Look for the string "background" in every line, and copy each line that has it.
##### MATERIAL FOR THIS TASK
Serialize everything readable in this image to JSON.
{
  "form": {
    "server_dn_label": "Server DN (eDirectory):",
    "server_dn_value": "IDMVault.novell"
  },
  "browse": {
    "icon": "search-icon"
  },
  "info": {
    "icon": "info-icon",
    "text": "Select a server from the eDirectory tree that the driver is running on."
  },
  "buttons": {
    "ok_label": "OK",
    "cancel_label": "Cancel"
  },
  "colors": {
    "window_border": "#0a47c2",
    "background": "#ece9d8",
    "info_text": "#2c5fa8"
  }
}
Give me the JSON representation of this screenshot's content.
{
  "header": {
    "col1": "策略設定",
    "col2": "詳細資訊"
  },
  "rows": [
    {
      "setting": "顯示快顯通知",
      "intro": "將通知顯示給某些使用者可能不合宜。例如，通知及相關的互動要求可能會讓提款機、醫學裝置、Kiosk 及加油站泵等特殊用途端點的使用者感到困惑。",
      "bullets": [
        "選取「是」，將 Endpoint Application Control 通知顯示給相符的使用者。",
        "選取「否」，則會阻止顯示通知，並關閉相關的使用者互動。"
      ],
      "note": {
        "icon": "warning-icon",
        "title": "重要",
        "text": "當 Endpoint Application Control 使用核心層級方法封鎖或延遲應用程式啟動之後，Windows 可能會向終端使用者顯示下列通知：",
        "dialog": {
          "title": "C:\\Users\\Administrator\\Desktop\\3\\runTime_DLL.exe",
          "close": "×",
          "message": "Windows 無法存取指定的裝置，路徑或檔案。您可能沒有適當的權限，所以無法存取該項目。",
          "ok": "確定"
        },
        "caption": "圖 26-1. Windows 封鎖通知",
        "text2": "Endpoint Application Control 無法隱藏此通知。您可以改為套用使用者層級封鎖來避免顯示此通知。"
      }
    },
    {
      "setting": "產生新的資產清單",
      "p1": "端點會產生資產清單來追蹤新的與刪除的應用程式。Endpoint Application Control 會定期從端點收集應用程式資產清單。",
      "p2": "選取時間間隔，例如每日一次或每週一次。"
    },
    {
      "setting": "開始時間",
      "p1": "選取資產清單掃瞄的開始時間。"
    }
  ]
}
##########
##### MATERIAL FOR THIS TASK
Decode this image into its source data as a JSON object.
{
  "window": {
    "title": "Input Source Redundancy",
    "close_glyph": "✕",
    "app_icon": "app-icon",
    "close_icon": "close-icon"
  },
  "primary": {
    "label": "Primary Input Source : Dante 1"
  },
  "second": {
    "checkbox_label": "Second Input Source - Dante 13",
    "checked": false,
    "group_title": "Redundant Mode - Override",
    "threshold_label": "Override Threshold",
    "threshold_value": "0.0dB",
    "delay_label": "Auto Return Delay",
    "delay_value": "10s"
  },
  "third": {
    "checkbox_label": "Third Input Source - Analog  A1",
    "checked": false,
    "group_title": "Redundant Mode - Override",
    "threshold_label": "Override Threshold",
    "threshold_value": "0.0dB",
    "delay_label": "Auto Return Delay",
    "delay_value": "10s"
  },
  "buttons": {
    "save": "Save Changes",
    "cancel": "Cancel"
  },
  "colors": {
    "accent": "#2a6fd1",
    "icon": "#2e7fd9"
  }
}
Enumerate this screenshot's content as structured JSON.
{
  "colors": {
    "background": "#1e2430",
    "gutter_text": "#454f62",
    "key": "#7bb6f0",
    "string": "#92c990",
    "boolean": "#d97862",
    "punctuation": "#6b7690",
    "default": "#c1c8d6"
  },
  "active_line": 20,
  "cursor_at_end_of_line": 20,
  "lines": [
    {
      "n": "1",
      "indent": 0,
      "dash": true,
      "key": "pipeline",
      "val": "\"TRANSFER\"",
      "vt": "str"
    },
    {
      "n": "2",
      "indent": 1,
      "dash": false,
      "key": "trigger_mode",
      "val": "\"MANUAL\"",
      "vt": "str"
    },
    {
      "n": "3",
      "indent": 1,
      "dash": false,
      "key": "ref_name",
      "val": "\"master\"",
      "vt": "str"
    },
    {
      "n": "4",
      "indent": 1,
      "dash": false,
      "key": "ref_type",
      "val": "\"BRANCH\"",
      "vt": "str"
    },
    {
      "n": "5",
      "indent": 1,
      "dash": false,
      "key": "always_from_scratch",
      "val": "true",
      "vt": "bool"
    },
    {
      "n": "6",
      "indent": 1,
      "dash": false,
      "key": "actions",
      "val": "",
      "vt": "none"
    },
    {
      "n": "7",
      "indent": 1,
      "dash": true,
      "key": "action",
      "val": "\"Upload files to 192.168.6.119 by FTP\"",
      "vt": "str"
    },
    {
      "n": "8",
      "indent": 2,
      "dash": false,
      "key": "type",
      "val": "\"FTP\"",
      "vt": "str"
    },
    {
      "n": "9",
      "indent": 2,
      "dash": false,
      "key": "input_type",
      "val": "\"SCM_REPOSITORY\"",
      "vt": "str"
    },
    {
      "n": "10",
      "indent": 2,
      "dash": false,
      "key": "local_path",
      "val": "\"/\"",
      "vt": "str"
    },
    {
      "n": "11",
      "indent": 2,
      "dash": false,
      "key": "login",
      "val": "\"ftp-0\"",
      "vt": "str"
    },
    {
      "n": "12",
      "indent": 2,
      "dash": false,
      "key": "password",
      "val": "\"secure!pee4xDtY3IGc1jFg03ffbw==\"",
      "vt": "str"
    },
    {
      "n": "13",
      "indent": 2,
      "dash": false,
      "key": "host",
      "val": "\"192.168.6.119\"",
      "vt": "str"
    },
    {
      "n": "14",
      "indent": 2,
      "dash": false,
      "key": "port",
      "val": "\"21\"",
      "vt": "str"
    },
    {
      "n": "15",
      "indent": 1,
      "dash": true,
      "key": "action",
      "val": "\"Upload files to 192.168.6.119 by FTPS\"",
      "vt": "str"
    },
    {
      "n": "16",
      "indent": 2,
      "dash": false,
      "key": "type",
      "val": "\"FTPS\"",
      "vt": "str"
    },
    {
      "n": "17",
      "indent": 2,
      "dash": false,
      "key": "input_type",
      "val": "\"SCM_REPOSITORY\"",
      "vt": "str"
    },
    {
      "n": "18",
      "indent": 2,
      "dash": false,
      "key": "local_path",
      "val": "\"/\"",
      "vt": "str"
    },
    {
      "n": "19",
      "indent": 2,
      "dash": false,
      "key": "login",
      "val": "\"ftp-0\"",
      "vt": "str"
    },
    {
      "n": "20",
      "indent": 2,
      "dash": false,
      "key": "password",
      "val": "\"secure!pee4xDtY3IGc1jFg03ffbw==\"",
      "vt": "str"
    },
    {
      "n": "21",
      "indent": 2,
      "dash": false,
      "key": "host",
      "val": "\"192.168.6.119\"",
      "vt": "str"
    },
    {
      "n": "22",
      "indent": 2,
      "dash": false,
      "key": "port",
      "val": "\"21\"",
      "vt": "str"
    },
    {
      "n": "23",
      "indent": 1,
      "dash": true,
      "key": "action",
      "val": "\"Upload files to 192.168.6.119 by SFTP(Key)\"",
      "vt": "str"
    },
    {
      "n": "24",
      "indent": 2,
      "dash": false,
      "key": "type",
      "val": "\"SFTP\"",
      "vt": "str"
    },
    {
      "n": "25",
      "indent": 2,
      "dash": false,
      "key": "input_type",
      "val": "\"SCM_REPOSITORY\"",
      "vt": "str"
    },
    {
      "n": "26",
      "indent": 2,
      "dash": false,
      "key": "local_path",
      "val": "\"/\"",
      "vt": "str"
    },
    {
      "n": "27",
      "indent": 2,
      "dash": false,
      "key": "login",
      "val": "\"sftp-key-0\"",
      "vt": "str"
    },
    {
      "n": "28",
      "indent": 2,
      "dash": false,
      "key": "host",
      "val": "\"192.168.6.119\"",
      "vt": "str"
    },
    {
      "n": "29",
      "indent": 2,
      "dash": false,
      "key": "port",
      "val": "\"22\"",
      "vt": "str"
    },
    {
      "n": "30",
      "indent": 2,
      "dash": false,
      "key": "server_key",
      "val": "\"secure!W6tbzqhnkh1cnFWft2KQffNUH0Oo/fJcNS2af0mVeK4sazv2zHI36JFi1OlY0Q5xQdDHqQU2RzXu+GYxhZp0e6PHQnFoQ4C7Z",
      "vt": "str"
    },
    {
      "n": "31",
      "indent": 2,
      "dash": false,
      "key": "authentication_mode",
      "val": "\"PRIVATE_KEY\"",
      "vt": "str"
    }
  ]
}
##########
▶ ANSWER TO THE EXERCISE:
    "background": "#ece9d8",
    "background": "#1e2430",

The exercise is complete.